**SUPPLIED MATERIAL:**
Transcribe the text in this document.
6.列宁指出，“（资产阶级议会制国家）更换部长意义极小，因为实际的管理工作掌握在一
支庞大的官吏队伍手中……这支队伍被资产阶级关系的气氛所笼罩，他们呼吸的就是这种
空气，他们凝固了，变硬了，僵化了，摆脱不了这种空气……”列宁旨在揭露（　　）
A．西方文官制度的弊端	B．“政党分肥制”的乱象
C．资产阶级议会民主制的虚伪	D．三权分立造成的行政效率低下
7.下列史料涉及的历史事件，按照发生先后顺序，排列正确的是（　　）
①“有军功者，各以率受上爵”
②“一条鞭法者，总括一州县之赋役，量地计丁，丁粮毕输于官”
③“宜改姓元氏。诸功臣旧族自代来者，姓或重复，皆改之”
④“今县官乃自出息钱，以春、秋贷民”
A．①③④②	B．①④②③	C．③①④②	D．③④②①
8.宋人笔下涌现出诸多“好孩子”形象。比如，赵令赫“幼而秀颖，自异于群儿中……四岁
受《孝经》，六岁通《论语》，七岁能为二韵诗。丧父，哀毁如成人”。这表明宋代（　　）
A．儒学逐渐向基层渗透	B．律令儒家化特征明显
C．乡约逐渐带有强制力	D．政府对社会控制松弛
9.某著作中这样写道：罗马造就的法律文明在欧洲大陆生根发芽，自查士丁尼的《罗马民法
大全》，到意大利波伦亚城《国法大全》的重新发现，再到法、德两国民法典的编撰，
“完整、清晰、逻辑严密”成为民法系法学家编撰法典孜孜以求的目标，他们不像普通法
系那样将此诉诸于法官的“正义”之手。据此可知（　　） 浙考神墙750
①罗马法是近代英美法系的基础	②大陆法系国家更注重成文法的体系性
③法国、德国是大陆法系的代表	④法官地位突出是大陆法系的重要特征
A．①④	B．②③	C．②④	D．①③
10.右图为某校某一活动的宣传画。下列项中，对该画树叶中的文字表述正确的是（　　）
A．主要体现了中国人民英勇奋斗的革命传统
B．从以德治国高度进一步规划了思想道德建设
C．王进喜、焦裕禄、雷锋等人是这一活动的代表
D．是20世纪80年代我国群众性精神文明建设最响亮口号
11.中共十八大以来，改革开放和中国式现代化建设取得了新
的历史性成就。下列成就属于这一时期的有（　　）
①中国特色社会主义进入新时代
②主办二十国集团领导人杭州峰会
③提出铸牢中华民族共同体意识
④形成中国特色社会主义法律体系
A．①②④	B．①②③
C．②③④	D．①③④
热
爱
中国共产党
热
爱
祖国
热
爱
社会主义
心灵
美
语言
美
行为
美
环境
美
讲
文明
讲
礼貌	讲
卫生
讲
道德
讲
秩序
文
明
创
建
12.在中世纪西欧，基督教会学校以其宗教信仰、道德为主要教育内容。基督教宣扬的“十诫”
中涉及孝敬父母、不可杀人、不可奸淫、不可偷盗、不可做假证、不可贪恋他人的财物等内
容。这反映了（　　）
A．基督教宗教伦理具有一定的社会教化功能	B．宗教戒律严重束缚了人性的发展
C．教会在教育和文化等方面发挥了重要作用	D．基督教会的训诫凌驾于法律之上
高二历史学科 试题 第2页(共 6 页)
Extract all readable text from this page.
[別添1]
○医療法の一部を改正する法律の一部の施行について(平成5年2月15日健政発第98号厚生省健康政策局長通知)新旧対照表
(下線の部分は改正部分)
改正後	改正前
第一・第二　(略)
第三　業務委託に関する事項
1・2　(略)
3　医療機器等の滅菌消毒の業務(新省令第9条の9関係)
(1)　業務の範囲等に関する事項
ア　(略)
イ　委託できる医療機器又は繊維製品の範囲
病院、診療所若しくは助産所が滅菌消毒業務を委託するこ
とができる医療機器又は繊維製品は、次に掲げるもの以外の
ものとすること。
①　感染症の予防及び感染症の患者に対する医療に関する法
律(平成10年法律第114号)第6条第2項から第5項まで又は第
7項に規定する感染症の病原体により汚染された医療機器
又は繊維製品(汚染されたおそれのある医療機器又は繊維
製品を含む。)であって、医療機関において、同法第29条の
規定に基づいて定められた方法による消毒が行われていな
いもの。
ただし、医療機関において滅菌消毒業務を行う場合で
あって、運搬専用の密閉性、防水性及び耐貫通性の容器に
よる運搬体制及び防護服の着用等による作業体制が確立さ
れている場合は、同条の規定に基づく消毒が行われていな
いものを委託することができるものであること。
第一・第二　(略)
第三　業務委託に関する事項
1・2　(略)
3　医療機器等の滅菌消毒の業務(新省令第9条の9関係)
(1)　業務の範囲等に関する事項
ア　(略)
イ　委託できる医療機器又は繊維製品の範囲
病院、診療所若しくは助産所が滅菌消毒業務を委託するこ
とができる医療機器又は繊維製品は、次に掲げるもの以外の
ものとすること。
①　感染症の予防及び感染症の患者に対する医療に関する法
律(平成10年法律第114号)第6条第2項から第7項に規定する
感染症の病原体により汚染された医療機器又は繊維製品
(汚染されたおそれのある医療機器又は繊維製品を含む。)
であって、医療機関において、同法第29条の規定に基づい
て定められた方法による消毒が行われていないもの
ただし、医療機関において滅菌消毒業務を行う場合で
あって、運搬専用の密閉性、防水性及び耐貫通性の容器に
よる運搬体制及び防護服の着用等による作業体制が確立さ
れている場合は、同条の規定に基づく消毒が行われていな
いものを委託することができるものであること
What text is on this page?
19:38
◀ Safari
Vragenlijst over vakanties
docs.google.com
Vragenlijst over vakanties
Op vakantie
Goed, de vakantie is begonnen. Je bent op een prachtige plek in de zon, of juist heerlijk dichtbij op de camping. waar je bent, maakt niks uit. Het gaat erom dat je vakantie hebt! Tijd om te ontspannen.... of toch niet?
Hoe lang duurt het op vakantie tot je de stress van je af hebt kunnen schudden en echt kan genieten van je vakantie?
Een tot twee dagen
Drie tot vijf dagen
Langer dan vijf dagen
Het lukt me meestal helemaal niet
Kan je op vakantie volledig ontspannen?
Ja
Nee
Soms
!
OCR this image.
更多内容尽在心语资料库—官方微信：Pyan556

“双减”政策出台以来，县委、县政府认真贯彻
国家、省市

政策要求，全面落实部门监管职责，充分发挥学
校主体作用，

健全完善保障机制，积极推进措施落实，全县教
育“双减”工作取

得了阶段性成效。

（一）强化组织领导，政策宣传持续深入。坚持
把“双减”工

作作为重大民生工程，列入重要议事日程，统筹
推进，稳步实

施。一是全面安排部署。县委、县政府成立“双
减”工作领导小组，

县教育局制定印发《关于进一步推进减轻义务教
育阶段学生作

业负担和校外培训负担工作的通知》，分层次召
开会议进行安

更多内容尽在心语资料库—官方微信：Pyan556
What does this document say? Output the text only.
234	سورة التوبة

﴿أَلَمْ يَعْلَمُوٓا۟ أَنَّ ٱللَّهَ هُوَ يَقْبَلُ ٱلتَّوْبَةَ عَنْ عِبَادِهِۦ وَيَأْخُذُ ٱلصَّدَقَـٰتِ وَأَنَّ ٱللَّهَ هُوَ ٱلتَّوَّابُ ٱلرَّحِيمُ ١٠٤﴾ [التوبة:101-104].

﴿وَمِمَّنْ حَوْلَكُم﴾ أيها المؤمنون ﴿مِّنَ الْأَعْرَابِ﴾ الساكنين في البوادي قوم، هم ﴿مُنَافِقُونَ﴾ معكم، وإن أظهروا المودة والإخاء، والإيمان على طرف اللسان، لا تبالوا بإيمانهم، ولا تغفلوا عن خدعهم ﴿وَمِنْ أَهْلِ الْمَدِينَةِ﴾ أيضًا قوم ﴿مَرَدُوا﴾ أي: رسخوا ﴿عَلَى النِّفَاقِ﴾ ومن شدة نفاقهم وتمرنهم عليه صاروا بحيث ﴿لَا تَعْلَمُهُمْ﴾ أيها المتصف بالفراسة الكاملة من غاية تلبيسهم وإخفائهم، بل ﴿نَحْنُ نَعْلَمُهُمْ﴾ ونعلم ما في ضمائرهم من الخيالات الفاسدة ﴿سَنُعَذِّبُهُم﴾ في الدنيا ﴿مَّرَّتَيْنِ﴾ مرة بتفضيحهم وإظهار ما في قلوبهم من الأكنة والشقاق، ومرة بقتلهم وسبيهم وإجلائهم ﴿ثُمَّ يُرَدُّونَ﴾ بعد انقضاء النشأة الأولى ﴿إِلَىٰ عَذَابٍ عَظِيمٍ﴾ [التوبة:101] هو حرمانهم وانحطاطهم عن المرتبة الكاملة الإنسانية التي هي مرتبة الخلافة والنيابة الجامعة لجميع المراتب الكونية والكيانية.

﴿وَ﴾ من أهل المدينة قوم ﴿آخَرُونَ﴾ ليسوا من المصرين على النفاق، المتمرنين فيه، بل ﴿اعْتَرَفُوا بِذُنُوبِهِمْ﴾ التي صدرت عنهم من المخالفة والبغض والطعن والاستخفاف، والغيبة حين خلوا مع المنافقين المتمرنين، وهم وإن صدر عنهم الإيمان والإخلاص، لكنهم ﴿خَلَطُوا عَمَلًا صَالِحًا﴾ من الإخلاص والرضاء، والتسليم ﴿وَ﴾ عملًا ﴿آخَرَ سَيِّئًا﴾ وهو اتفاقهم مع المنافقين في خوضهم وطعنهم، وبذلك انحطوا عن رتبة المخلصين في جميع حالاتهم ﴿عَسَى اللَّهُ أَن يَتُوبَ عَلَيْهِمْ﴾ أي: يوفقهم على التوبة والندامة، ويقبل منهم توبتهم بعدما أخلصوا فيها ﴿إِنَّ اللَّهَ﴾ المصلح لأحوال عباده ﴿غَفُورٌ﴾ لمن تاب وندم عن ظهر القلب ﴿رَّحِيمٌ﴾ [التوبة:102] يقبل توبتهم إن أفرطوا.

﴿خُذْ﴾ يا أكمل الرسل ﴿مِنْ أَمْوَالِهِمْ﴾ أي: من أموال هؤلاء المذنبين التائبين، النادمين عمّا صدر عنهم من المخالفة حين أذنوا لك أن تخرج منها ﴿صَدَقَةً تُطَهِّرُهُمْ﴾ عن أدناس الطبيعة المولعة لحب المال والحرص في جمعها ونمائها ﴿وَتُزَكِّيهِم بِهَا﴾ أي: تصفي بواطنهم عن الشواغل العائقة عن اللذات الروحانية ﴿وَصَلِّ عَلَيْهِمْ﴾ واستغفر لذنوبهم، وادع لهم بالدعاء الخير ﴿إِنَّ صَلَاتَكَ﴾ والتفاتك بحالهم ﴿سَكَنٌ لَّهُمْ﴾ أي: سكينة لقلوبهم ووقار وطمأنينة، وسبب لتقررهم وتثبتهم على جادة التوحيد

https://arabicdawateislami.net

**EXERCISE:** Gather all lines from the listing above in which "text" occurs.

**REPLY:**
Transcribe the text in this document.
Extract all readable text from this page.
What text is on this page?
What does this document say? Output the text only.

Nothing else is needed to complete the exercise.